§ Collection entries
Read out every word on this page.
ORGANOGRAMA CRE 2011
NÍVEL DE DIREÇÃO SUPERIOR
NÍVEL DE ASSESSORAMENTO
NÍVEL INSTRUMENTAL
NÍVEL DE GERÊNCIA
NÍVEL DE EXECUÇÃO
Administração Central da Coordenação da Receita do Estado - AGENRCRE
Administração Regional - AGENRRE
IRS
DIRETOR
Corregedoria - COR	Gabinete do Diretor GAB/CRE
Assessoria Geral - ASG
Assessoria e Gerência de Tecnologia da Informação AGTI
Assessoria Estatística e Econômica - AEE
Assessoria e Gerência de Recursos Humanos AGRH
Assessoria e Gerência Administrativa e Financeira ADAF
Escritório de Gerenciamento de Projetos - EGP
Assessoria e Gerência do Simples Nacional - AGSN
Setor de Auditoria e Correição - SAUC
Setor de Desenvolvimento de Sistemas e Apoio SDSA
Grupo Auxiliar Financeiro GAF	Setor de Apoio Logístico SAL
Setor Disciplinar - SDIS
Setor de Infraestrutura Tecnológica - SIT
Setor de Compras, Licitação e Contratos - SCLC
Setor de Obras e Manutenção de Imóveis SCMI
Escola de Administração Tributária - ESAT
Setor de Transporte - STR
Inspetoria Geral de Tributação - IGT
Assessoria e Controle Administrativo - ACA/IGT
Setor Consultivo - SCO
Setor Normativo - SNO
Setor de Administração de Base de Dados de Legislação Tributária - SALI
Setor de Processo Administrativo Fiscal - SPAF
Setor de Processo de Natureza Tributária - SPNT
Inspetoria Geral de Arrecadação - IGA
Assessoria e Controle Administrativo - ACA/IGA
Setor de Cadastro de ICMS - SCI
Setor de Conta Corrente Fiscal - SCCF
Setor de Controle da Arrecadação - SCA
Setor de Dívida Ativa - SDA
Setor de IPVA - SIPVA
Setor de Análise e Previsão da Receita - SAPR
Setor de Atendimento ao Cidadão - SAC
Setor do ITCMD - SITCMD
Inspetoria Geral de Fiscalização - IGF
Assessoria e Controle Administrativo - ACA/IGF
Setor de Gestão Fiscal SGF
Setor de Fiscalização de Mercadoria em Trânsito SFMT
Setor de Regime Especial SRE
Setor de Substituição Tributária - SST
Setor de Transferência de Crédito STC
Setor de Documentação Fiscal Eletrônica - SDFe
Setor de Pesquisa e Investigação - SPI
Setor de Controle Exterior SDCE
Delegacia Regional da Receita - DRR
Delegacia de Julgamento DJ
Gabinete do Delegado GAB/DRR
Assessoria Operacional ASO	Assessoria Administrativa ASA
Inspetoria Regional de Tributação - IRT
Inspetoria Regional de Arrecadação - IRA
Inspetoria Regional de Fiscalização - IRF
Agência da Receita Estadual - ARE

§ Instructions for the task
Repeat each entry word for word.

§ Exercise response
Read out every word on this page.
ORGANOGRAMA CRE 2011
NÍVEL DE DIREÇÃO SUPERIOR
NÍVEL DE ASSESSORAMENTO
NÍVEL INSTRUMENTAL
NÍVEL DE GERÊNCIA
NÍVEL DE EXECUÇÃO
Administração Central da Coordenação da Receita do Estado - AGENRCRE
Administração Regional - AGENRRE
IRS
DIRETOR
Corregedoria - COR	Gabinete do Diretor GAB/CRE
Assessoria Geral - ASG
Assessoria e Gerência de Tecnologia da Informação AGTI
Assessoria Estatística e Econômica - AEE
Assessoria e Gerência de Recursos Humanos AGRH
Assessoria e Gerência Administrativa e Financeira ADAF
Escritório de Gerenciamento de Projetos - EGP
Assessoria e Gerência do Simples Nacional - AGSN
Setor de Auditoria e Correição - SAUC
Setor de Desenvolvimento de Sistemas e Apoio SDSA
Grupo Auxiliar Financeiro GAF	Setor de Apoio Logístico SAL
Setor Disciplinar - SDIS
Setor de Infraestrutura Tecnológica - SIT
Setor de Compras, Licitação e Contratos - SCLC
Setor de Obras e Manutenção de Imóveis SCMI
Escola de Administração Tributária - ESAT
Setor de Transporte - STR
Inspetoria Geral de Tributação - IGT
Assessoria e Controle Administrativo - ACA/IGT
Setor Consultivo - SCO
Setor Normativo - SNO
Setor de Administração de Base de Dados de Legislação Tributária - SALI
Setor de Processo Administrativo Fiscal - SPAF
Setor de Processo de Natureza Tributária - SPNT
Inspetoria Geral de Arrecadação - IGA
Assessoria e Controle Administrativo - ACA/IGA
Setor de Cadastro de ICMS - SCI
Setor de Conta Corrente Fiscal - SCCF
Setor de Controle da Arrecadação - SCA
Setor de Dívida Ativa - SDA
Setor de IPVA - SIPVA
Setor de Análise e Previsão da Receita - SAPR
Setor de Atendimento ao Cidadão - SAC
Setor do ITCMD - SITCMD
Inspetoria Geral de Fiscalização - IGF
Assessoria e Controle Administrativo - ACA/IGF
Setor de Gestão Fiscal SGF
Setor de Fiscalização de Mercadoria em Trânsito SFMT
Setor de Regime Especial SRE
Setor de Substituição Tributária - SST
Setor de Transferência de Crédito STC
Setor de Documentação Fiscal Eletrônica - SDFe
Setor de Pesquisa e Investigação - SPI
Setor de Controle Exterior SDCE
Delegacia Regional da Receita - DRR
Delegacia de Julgamento DJ
Gabinete do Delegado GAB/DRR
Assessoria Operacional ASO	Assessoria Administrativa ASA
Inspetoria Regional de Tributação - IRT
Inspetoria Regional de Arrecadação - IRA
Inspetoria Regional de Fiscalização - IRF
Agência da Receita Estadual - ARE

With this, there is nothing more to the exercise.